• Supplied records
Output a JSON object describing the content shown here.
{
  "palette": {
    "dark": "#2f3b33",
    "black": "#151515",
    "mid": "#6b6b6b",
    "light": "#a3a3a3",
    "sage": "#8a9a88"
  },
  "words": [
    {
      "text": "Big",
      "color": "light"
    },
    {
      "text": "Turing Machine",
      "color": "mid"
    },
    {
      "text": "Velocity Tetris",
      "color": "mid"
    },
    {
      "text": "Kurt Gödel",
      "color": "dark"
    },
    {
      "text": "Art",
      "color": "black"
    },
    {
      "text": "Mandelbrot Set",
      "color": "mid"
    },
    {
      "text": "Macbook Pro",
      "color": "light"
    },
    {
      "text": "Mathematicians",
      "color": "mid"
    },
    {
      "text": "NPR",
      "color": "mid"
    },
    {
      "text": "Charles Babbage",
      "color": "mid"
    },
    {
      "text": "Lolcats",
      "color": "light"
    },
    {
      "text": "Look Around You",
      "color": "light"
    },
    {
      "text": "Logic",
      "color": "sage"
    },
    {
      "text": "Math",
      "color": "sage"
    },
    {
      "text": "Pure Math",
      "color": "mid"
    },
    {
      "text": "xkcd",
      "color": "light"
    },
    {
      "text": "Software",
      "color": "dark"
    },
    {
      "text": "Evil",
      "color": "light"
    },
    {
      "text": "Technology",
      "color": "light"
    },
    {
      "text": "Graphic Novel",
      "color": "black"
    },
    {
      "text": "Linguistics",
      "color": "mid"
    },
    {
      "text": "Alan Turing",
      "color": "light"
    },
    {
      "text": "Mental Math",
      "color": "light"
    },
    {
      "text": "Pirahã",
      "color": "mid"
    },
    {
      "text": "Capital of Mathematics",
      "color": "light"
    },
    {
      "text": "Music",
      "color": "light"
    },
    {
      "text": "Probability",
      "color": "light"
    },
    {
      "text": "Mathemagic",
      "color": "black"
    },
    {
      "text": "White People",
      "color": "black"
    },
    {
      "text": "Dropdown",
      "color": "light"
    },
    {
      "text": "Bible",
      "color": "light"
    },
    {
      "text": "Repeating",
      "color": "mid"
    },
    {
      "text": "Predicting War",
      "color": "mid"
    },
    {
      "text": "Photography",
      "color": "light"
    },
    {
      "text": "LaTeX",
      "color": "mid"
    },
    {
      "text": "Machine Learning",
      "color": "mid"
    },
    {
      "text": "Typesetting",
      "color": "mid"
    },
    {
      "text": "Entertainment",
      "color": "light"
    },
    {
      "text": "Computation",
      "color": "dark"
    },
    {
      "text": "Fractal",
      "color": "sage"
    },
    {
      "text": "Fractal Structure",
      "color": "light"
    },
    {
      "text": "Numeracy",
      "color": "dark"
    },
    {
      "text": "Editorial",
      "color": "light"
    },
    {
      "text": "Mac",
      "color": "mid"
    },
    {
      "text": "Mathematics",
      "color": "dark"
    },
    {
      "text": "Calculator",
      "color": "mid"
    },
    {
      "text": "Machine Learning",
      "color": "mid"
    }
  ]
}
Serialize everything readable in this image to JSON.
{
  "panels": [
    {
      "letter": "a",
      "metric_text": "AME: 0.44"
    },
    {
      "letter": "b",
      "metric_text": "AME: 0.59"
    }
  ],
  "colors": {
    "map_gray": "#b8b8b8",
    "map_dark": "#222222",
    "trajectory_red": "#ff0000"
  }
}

• Given request
Print the whole listing again, exactly.

• Expected answer
Output a JSON object describing the content shown here.
{
  "palette": {
    "dark": "#2f3b33",
    "black": "#151515",
    "mid": "#6b6b6b",
    "light": "#a3a3a3",
    "sage": "#8a9a88"
  },
  "words": [
    {
      "text": "Big",
      "color": "light"
    },
    {
      "text": "Turing Machine",
      "color": "mid"
    },
    {
      "text": "Velocity Tetris",
      "color": "mid"
    },
    {
      "text": "Kurt Gödel",
      "color": "dark"
    },
    {
      "text": "Art",
      "color": "black"
    },
    {
      "text": "Mandelbrot Set",
      "color": "mid"
    },
    {
      "text": "Macbook Pro",
      "color": "light"
    },
    {
      "text": "Mathematicians",
      "color": "mid"
    },
    {
      "text": "NPR",
      "color": "mid"
    },
    {
      "text": "Charles Babbage",
      "color": "mid"
    },
    {
      "text": "Lolcats",
      "color": "light"
    },
    {
      "text": "Look Around You",
      "color": "light"
    },
    {
      "text": "Logic",
      "color": "sage"
    },
    {
      "text": "Math",
      "color": "sage"
    },
    {
      "text": "Pure Math",
      "color": "mid"
    },
    {
      "text": "xkcd",
      "color": "light"
    },
    {
      "text": "Software",
      "color": "dark"
    },
    {
      "text": "Evil",
      "color": "light"
    },
    {
      "text": "Technology",
      "color": "light"
    },
    {
      "text": "Graphic Novel",
      "color": "black"
    },
    {
      "text": "Linguistics",
      "color": "mid"
    },
    {
      "text": "Alan Turing",
      "color": "light"
    },
    {
      "text": "Mental Math",
      "color": "light"
    },
    {
      "text": "Pirahã",
      "color": "mid"
    },
    {
      "text": "Capital of Mathematics",
      "color": "light"
    },
    {
      "text": "Music",
      "color": "light"
    },
    {
      "text": "Probability",
      "color": "light"
    },
    {
      "text": "Mathemagic",
      "color": "black"
    },
    {
      "text": "White People",
      "color": "black"
    },
    {
      "text": "Dropdown",
      "color": "light"
    },
    {
      "text": "Bible",
      "color": "light"
    },
    {
      "text": "Repeating",
      "color": "mid"
    },
    {
      "text": "Predicting War",
      "color": "mid"
    },
    {
      "text": "Photography",
      "color": "light"
    },
    {
      "text": "LaTeX",
      "color": "mid"
    },
    {
      "text": "Machine Learning",
      "color": "mid"
    },
    {
      "text": "Typesetting",
      "color": "mid"
    },
    {
      "text": "Entertainment",
      "color": "light"
    },
    {
      "text": "Computation",
      "color": "dark"
    },
    {
      "text": "Fractal",
      "color": "sage"
    },
    {
      "text": "Fractal Structure",
      "color": "light"
    },
    {
      "text": "Numeracy",
      "color": "dark"
    },
    {
      "text": "Editorial",
      "color": "light"
    },
    {
      "text": "Mac",
      "color": "mid"
    },
    {
      "text": "Mathematics",
      "color": "dark"
    },
    {
      "text": "Calculator",
      "color": "mid"
    },
    {
      "text": "Machine Learning",
      "color": "mid"
    }
  ]
}
Serialize everything readable in this image to JSON.
{
  "panels": [
    {
      "letter": "a",
      "metric_text": "AME: 0.44"
    },
    {
      "letter": "b",
      "metric_text": "AME: 0.59"
    }
  ],
  "colors": {
    "map_gray": "#b8b8b8",
    "map_dark": "#222222",
    "trajectory_red": "#ff0000"
  }
}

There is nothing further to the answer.